● **USING THE INFORMATION**:
1) From the blog page, reproduce word for word the passage starting with "Friday, February 8, 2013" and going on through "affect your actions.".
2) List, in order, each date line and post title that heads a post on the blog page.

● **TEXT**:
********

Wednesday, February 13, 2013
Computer Science view of talking to new girls at Salsa event
Computer Science view of talking to new girls at Salsa event: You have a life story and she has a life story - those are graphs of information, with nodes and edges. You ask one open ended question and she'll give you one node's description in the graph. By open ended I mean not yes/no - because yes/no is just binary and you only get one bit of information back. Open ended questions like "how did you get into Salsa" typically give you a lot more than a bit. Once you have one node to start with, you can do a depth first search to a common interest node. That is, you ask a question about the first node, which gives you an adjacent node. Then you can ask about that, etc, etc, moving step by step. Once you hit a common interest node, you make that clear by expressing how you share information or opinion about that node. This creates a little connection between your graph and her graph, a new edge. You continue to move from node to node, connecting, adding edges. If a conversation gets deep enough, you might even start adding new nodes to both of your graphs. And if things go well, your graphs end up fairly entangled, with lots of interesting connections. If they don't, you end up with just one or two ephemeral edges connected to her, and they will probably fade with time. Contrast this to talking to a friend. There's a major difference - you've already got edges connecting your graphs to start with. You also have random access - you can go anywhere pretty quickly - rather than step by step, searching and checking, coherently from one node to the next. That freedom and that experience is part of why friendship is so valuable.
Friday, February 8, 2013
The Force
There is a Force of light and dark, like in Star Wars. However, it's an emergent property of all life (an nonliving things). You can't use it directly like they do in the movie, but it operates according to the actions of all involved. You can allow either the dark or light side to affect your actions.

********

● **DATA SUPPLIED**:
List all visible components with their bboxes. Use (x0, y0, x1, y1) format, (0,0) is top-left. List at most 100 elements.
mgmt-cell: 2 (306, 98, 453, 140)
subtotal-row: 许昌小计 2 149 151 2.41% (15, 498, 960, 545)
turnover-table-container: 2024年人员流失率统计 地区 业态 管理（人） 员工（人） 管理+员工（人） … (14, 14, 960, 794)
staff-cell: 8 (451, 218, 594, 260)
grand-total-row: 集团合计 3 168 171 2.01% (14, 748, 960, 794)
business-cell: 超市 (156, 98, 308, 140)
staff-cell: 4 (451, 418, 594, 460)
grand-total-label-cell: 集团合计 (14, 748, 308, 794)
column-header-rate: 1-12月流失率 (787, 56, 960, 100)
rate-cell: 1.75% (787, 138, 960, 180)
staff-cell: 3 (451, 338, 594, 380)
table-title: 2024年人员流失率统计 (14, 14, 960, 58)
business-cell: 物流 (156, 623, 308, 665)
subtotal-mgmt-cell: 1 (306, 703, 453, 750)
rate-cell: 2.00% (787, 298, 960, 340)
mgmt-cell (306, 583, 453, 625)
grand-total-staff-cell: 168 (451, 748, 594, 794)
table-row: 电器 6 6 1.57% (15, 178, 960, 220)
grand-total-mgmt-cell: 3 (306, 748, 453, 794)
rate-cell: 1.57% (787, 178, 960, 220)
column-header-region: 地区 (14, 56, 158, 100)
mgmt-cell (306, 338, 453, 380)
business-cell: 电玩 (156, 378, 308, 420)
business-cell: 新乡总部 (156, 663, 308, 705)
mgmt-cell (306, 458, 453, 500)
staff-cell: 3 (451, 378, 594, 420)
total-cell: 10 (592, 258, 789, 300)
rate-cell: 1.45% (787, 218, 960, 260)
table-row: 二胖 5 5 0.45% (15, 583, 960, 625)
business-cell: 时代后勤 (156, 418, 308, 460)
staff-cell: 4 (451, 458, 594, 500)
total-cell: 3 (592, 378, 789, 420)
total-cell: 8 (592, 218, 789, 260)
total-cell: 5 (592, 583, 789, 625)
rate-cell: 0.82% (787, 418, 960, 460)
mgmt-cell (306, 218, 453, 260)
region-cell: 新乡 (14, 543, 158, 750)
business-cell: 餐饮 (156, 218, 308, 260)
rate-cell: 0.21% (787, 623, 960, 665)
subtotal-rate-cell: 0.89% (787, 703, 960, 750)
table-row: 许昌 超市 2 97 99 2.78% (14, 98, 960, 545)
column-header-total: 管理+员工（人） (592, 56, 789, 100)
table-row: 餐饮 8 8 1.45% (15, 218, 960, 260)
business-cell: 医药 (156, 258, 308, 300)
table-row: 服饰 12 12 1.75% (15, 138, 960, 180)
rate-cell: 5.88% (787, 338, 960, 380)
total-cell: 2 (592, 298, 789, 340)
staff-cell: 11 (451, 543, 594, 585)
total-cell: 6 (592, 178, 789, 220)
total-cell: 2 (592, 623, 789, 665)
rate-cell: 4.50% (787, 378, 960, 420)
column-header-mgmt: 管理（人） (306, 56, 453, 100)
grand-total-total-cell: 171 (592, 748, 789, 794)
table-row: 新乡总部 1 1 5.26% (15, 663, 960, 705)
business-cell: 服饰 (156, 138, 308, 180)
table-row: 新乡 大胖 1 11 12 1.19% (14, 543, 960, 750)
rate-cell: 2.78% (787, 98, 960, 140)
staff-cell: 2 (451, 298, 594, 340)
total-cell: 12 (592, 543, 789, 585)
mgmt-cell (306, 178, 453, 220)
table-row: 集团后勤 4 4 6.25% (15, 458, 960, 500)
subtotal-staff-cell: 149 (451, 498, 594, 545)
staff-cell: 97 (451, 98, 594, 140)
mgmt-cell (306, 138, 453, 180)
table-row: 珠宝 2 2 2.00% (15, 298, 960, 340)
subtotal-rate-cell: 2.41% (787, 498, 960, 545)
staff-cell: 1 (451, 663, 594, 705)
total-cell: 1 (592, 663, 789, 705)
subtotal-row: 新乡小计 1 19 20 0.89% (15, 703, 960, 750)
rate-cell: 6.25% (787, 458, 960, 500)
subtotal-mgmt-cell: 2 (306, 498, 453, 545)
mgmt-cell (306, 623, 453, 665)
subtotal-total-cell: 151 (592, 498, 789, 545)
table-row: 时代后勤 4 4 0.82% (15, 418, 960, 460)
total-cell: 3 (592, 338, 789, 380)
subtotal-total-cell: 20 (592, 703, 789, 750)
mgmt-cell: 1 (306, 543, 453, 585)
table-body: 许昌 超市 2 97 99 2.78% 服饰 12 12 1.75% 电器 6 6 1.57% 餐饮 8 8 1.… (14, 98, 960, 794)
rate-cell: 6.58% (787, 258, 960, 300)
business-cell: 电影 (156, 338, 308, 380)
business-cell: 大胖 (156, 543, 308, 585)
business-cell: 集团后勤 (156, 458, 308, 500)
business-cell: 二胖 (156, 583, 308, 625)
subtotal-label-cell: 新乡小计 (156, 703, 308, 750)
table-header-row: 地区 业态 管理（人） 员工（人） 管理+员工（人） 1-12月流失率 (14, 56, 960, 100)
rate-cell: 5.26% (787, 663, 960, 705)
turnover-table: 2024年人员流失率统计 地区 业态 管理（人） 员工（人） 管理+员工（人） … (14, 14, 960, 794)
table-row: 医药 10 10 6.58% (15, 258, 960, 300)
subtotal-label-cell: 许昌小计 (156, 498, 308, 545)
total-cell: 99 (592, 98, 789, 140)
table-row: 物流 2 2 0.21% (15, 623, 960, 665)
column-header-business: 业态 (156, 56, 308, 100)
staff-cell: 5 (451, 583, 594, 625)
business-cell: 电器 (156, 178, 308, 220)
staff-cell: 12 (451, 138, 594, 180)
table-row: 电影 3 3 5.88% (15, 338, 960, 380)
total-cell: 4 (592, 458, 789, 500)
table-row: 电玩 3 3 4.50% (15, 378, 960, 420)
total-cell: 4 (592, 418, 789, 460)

********

● **ANSWERS IN ORDER**:
1)
Friday, February 8, 2013
The Force
There is a Force of light and dark, like in Star Wars. However, it's an emergent property of all life (an nonliving things). You can't use it directly like they do in the movie, but it operates according to the actions of all involved. You can allow either the dark or light side to affect your actions.

2)
1. Wednesday, February 13, 2013
2. Computer Science view of talking to new girls at Salsa event
3. Friday, February 8, 2013
4. The Force